◆ Tarefa solicitada A ◆
Transcreva literalmente, da entrevista sobre neoliberalismo e autoritarismo, a parte que começa nas palavras "O outro grupo" e termina em "chegar ao poder.".
◆ Tarefa solicitada B ◆
Retome a entrevista sobre neoliberalismo e movimentos de resistência nos Estados Unidos, escrevendo a partir da última frase apresentada.

O outro grupo era o trabalhador branco ofendido e os eleitores suburbanos e rurais da classe média, que responderam à promessa de elevar seu status superamericano e denegrir todos os demais: muçulmanos, mexicanos, feministas e, acima de tudo, as "elites das costas Leste e Oeste". Este segundo grupo inclui evangélicos, mas eles constituem apenas metade da base de apoio de Trump, então é importante também prestar atenção ao rancor racializado de todos os outros.

Os plutocratas e o próprio Trump não podem realmente apoiar sua própria base social. Mas como ainda temos eleições, eles têm que fingir que estão interessados ​​nelas, porque do contrário não poderiam chegar ao poder.

Agustín Lucas Prestifilippo

Por sua vez, nos últimos tempos, fortes movimentos de resistência ganharam visibilidade pública nos Estados Unidos, que com uma perspectiva antineoliberal e profundamente democrática, questionam a associação contemporânea entre neoliberalismo e autoritarismo. Você acha possível que esses movimentos de oposição se articulem em um projeto político da maioria? O espectro político norte-americano se enquadra em uma trajetória de agregação política das diferentes posições que hoje atuam pela democratização da sociedade?

Wendy Brown

Os principais movimentos anti-neoliberais, anti-racistas e feministas se desenvolveram nos Estados Unidos por mais de uma década. O Occupy surgiu em 2011, após a crise financeira, e foi a primeira resposta generalizada dos EUA ao neoliberalismo. O discurso político mudou profundamente neste país, inclusive no nível eleitoral, e levou à primeira campanha de Bernie Sanders. Black Lives Matter estourou em 2013 após a absolvição do homem que atirou em Trayvon Martin, um adolescente afro-americano.

◆ Dados disponíveis ◆
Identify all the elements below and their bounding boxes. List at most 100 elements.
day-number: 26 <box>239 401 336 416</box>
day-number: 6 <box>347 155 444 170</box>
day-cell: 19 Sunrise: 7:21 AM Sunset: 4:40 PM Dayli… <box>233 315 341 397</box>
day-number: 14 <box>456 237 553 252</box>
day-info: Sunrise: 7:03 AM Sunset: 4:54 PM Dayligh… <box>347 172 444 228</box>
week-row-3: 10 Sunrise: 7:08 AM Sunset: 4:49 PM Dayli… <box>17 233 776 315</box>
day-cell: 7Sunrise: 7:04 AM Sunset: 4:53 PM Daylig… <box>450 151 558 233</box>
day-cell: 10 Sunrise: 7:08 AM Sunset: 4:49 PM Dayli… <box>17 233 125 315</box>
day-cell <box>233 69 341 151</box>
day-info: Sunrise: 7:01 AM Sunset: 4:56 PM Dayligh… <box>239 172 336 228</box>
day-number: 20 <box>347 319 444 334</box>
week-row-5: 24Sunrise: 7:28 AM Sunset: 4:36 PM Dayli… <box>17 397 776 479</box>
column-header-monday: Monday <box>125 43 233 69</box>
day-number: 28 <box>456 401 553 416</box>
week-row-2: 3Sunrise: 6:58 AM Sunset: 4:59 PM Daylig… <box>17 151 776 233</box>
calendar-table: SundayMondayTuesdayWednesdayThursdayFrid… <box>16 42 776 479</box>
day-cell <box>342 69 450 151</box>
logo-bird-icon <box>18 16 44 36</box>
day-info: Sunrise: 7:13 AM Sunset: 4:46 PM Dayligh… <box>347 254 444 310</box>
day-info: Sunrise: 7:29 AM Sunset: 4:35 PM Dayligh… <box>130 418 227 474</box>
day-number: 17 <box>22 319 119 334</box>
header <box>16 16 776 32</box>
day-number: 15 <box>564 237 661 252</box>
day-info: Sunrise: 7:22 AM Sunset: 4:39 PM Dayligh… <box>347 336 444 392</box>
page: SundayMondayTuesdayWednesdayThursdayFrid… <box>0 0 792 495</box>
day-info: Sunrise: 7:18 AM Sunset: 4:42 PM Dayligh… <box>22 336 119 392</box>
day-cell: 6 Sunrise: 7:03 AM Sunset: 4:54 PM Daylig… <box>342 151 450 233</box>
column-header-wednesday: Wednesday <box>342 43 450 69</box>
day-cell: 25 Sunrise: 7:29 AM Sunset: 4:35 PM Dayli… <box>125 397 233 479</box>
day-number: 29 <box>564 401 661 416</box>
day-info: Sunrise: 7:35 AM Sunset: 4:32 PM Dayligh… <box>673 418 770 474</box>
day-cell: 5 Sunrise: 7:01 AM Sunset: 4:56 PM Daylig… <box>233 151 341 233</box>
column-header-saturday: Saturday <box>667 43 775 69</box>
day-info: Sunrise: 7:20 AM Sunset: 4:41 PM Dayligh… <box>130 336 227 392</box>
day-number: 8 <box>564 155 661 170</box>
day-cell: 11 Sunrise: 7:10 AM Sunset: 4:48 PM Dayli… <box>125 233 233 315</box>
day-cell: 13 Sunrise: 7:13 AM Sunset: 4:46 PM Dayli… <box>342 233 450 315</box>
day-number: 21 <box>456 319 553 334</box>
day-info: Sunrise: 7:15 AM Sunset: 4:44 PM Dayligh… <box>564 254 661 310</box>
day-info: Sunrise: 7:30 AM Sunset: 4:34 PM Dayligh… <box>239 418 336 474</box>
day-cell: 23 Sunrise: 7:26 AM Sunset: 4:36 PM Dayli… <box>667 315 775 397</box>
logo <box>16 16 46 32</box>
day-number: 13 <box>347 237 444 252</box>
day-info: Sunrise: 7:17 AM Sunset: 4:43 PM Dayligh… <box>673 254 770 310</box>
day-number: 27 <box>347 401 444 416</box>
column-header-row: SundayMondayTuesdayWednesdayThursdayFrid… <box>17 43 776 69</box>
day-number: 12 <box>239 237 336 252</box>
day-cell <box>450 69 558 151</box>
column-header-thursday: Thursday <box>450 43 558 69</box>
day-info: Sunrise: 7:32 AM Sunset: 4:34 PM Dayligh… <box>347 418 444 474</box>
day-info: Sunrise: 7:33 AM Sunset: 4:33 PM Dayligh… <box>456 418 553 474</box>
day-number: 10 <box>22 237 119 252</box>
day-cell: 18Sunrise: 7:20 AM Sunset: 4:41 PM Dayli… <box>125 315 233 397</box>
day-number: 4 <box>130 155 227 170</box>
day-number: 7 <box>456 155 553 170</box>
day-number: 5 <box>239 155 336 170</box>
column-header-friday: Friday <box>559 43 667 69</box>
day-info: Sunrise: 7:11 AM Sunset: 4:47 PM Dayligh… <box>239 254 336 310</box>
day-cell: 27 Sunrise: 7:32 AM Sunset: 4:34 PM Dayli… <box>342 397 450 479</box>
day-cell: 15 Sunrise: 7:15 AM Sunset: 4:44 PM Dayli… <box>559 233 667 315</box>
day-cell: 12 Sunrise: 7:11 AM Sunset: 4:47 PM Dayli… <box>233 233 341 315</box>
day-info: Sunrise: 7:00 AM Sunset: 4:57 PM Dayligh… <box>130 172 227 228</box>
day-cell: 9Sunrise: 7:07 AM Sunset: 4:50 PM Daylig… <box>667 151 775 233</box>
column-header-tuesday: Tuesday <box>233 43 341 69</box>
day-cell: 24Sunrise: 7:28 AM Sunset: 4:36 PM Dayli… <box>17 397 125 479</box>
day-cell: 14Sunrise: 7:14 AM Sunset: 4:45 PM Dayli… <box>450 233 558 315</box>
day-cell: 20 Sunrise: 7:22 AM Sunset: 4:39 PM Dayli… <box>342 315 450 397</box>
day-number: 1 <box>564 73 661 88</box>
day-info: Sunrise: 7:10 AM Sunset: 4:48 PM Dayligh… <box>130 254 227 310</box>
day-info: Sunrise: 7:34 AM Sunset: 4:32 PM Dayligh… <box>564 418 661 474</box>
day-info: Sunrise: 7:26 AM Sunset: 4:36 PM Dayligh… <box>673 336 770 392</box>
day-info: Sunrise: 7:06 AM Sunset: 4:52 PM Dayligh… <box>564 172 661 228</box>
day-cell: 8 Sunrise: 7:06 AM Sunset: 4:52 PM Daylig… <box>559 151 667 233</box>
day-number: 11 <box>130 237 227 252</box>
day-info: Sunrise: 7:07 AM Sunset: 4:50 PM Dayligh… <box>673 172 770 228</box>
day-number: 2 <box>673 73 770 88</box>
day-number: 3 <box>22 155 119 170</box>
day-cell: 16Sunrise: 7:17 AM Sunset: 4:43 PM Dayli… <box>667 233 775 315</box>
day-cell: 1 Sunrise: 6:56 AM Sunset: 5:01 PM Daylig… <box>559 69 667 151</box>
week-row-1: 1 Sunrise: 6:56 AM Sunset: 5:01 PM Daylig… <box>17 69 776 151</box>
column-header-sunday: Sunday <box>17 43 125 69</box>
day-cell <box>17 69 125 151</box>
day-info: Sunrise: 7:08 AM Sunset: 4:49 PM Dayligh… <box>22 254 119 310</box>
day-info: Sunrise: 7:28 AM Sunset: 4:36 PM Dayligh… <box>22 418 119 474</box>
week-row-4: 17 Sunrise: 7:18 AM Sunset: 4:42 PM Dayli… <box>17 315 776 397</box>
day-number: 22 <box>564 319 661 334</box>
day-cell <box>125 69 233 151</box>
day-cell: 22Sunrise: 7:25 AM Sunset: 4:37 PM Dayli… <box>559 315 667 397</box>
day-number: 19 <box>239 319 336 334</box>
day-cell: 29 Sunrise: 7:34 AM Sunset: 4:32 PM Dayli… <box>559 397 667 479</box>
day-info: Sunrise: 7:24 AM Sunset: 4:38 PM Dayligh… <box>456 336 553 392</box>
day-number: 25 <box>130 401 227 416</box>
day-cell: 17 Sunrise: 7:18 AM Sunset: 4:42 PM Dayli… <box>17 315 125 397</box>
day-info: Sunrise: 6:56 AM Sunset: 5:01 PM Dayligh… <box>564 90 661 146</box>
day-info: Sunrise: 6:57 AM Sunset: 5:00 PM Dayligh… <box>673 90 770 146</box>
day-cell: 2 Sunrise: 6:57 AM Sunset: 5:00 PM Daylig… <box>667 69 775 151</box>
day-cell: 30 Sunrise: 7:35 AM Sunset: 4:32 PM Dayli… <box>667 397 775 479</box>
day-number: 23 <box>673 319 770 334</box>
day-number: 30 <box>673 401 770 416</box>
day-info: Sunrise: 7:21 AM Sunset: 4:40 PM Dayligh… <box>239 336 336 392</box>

◆ Resposta da tarefa A ◆
O outro grupo era o trabalhador branco ofendido e os eleitores suburbanos e rurais da classe média, que responderam à promessa de elevar seu status superamericano e denegrir todos os demais: muçulmanos, mexicanos, feministas e, acima de tudo, as "elites das costas Leste e Oeste". Este segundo grupo inclui evangélicos, mas eles constituem apenas metade da base de apoio de Trump, então é importante também prestar atenção ao rancor racializado de todos os outros.

Os plutocratas e o próprio Trump não podem realmente apoiar sua própria base social. Mas como ainda temos eleições, eles têm que fingir que estão interessados ​​nelas, porque do contrário não poderiam chegar ao poder.

◆ Resposta da tarefa B ◆
Isso, junto com um movimento crescente pelos direitos dos imigrantes e um movimento pela crise climática, que surgiu muito antes da ascensão de Trump ao poder. Mesmo #MeToo tinha um histórico em uma série de organizações estudantis contra o assédio sexual e agressão no campus, tanto no ensino médio quanto na faculdade.

Todos esses movimentos ganharam impulso, força e crescimento numérico durante os anos de Trump, em parte devido ao severo desafio imposto por este governo e seus apoiadores às várias causas democráticas. Na verdade, um limite foi ultrapassado.

São movimentos voltados para a democratização da sociedade? Claro, e isso é uma coisa muito positiva. Mas há também a questão da democracia como forma de regulação/determinação pública dos poderes que governam nossas vidas. Se essa noção faz parte dessas práticas democratizantes é outra questão. A direita tem uma imagem muito clara de como lidar com o poder político. Precisamos de uma também.

Agustín Lucas Prestifilippo

Para finalizar, em suas últimas intervenções, você defendeu uma abordagem plural da teoria crítica, que convida ao diálogo e à conversação entre tradições teóricas e políticas de diferentes origens. O que você considera serem, em nosso presente, as tarefas urgentes das teorias críticas contemporâneas?

Wendy Brown

Primeiro, teorizando os poderes que produzem uma ameaça existencial para o futuro do planeta e de todas as espécies que nele habitam, incluindo a nossa. Isso significa levar em conta o paradoxo de que os humanos geram poderes - tecnológicos, econômicos, políticos, financeiros, culturais, religiosos - que inevitavelmente escapam aos seus criadores, mas que somente através de um esforço constante para retê-los podemos gerar mundos justos,sustentáveis e habitáveis.

Em segundo lugar, teorizar alternativas radicalmente democráticas às ordens insustentáveis ​​e poderosamente injustas do presente, alternativas que compreendam o paradoxo de nossa interconexão e responsabilidades globais e a prática necessariamente local que a democracia requer.

Ambos são paradoxos difíceis, mas ignorá-los é ignorar a condição do século XXI.

Sobre o entrevistador

Agustín Lucas Prestifilippo é Doutor em Ciências Sociais pela Universidade de Buenos Aires, pesquisador do CONICET e professor na Facultade de Filosofía e Letras e na de Ciências Sociais da UBA.

Sobre a entrevistada

Wendy Brown é professora de Ciência Política na Universidade da Califórnia, Berkeley. Autora de Nas ruínas do neoliberalismo: O surgimento das políticas antidemocráticas no Ocidente (Editora Filosófica Politeia, 2020).